### Records that describe figures
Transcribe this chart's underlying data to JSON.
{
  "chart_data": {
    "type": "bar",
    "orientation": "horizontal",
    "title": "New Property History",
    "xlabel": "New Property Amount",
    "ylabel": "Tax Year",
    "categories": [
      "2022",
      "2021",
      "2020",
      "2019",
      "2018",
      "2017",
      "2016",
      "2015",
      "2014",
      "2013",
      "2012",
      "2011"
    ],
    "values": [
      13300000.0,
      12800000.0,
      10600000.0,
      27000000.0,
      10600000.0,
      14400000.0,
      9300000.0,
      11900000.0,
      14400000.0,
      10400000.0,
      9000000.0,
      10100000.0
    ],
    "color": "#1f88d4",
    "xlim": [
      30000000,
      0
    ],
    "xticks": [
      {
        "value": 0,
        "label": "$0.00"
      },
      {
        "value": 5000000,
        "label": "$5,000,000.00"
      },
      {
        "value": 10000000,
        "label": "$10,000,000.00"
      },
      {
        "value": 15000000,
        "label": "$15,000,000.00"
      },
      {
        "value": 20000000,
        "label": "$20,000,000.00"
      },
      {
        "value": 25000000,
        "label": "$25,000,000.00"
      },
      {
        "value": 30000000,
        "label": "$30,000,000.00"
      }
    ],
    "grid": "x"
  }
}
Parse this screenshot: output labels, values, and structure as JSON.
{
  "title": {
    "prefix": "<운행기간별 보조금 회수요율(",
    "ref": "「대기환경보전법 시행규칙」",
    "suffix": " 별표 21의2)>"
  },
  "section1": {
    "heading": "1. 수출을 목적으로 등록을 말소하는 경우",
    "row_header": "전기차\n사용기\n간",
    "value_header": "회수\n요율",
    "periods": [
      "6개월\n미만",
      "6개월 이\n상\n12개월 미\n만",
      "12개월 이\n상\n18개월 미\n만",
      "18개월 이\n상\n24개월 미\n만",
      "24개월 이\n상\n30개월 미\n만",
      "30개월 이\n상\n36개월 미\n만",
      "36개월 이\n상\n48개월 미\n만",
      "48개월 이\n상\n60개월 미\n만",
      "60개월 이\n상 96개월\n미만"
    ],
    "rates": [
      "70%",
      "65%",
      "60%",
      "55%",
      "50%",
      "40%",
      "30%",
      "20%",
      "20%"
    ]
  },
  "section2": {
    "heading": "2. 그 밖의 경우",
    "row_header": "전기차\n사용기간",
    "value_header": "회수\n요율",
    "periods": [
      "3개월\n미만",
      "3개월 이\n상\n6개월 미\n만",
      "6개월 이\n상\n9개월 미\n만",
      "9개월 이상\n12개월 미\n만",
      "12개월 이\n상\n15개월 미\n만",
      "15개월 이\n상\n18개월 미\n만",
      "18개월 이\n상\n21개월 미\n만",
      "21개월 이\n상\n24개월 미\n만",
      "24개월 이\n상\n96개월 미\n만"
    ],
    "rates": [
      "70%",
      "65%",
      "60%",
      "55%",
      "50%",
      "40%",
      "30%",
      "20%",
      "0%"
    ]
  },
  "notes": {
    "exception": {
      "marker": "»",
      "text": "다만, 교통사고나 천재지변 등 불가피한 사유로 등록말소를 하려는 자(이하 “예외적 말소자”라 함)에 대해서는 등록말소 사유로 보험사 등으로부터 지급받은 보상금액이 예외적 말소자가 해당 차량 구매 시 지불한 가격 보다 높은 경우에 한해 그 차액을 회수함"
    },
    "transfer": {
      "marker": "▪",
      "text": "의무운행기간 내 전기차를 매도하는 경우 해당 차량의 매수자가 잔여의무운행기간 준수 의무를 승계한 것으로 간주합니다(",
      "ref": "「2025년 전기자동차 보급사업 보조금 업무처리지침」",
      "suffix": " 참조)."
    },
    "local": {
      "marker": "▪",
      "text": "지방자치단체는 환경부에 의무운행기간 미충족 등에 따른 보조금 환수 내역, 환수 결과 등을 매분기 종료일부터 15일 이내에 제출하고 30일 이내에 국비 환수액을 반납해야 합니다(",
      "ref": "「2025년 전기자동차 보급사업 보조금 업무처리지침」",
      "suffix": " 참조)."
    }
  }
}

### Exercise
Print the whole listing again, exactly.

### Solution
Transcribe this chart's underlying data to JSON.
{
  "chart_data": {
    "type": "bar",
    "orientation": "horizontal",
    "title": "New Property History",
    "xlabel": "New Property Amount",
    "ylabel": "Tax Year",
    "categories": [
      "2022",
      "2021",
      "2020",
      "2019",
      "2018",
      "2017",
      "2016",
      "2015",
      "2014",
      "2013",
      "2012",
      "2011"
    ],
    "values": [
      13300000.0,
      12800000.0,
      10600000.0,
      27000000.0,
      10600000.0,
      14400000.0,
      9300000.0,
      11900000.0,
      14400000.0,
      10400000.0,
      9000000.0,
      10100000.0
    ],
    "color": "#1f88d4",
    "xlim": [
      30000000,
      0
    ],
    "xticks": [
      {
        "value": 0,
        "label": "$0.00"
      },
      {
        "value": 5000000,
        "label": "$5,000,000.00"
      },
      {
        "value": 10000000,
        "label": "$10,000,000.00"
      },
      {
        "value": 15000000,
        "label": "$15,000,000.00"
      },
      {
        "value": 20000000,
        "label": "$20,000,000.00"
      },
      {
        "value": 25000000,
        "label": "$25,000,000.00"
      },
      {
        "value": 30000000,
        "label": "$30,000,000.00"
      }
    ],
    "grid": "x"
  }
}
Parse this screenshot: output labels, values, and structure as JSON.
{
  "title": {
    "prefix": "<운행기간별 보조금 회수요율(",
    "ref": "「대기환경보전법 시행규칙」",
    "suffix": " 별표 21의2)>"
  },
  "section1": {
    "heading": "1. 수출을 목적으로 등록을 말소하는 경우",
    "row_header": "전기차\n사용기\n간",
    "value_header": "회수\n요율",
    "periods": [
      "6개월\n미만",
      "6개월 이\n상\n12개월 미\n만",
      "12개월 이\n상\n18개월 미\n만",
      "18개월 이\n상\n24개월 미\n만",
      "24개월 이\n상\n30개월 미\n만",
      "30개월 이\n상\n36개월 미\n만",
      "36개월 이\n상\n48개월 미\n만",
      "48개월 이\n상\n60개월 미\n만",
      "60개월 이\n상 96개월\n미만"
    ],
    "rates": [
      "70%",
      "65%",
      "60%",
      "55%",
      "50%",
      "40%",
      "30%",
      "20%",
      "20%"
    ]
  },
  "section2": {
    "heading": "2. 그 밖의 경우",
    "row_header": "전기차\n사용기간",
    "value_header": "회수\n요율",
    "periods": [
      "3개월\n미만",
      "3개월 이\n상\n6개월 미\n만",
      "6개월 이\n상\n9개월 미\n만",
      "9개월 이상\n12개월 미\n만",
      "12개월 이\n상\n15개월 미\n만",
      "15개월 이\n상\n18개월 미\n만",
      "18개월 이\n상\n21개월 미\n만",
      "21개월 이\n상\n24개월 미\n만",
      "24개월 이\n상\n96개월 미\n만"
    ],
    "rates": [
      "70%",
      "65%",
      "60%",
      "55%",
      "50%",
      "40%",
      "30%",
      "20%",
      "0%"
    ]
  },
  "notes": {
    "exception": {
      "marker": "»",
      "text": "다만, 교통사고나 천재지변 등 불가피한 사유로 등록말소를 하려는 자(이하 “예외적 말소자”라 함)에 대해서는 등록말소 사유로 보험사 등으로부터 지급받은 보상금액이 예외적 말소자가 해당 차량 구매 시 지불한 가격 보다 높은 경우에 한해 그 차액을 회수함"
    },
    "transfer": {
      "marker": "▪",
      "text": "의무운행기간 내 전기차를 매도하는 경우 해당 차량의 매수자가 잔여의무운행기간 준수 의무를 승계한 것으로 간주합니다(",
      "ref": "「2025년 전기자동차 보급사업 보조금 업무처리지침」",
      "suffix": " 참조)."
    },
    "local": {
      "marker": "▪",
      "text": "지방자치단체는 환경부에 의무운행기간 미충족 등에 따른 보조금 환수 내역, 환수 결과 등을 매분기 종료일부터 15일 이내에 제출하고 30일 이내에 국비 환수액을 반납해야 합니다(",
      "ref": "「2025년 전기자동차 보급사업 보조금 업무처리지침」",
      "suffix": " 참조)."
    }
  }
}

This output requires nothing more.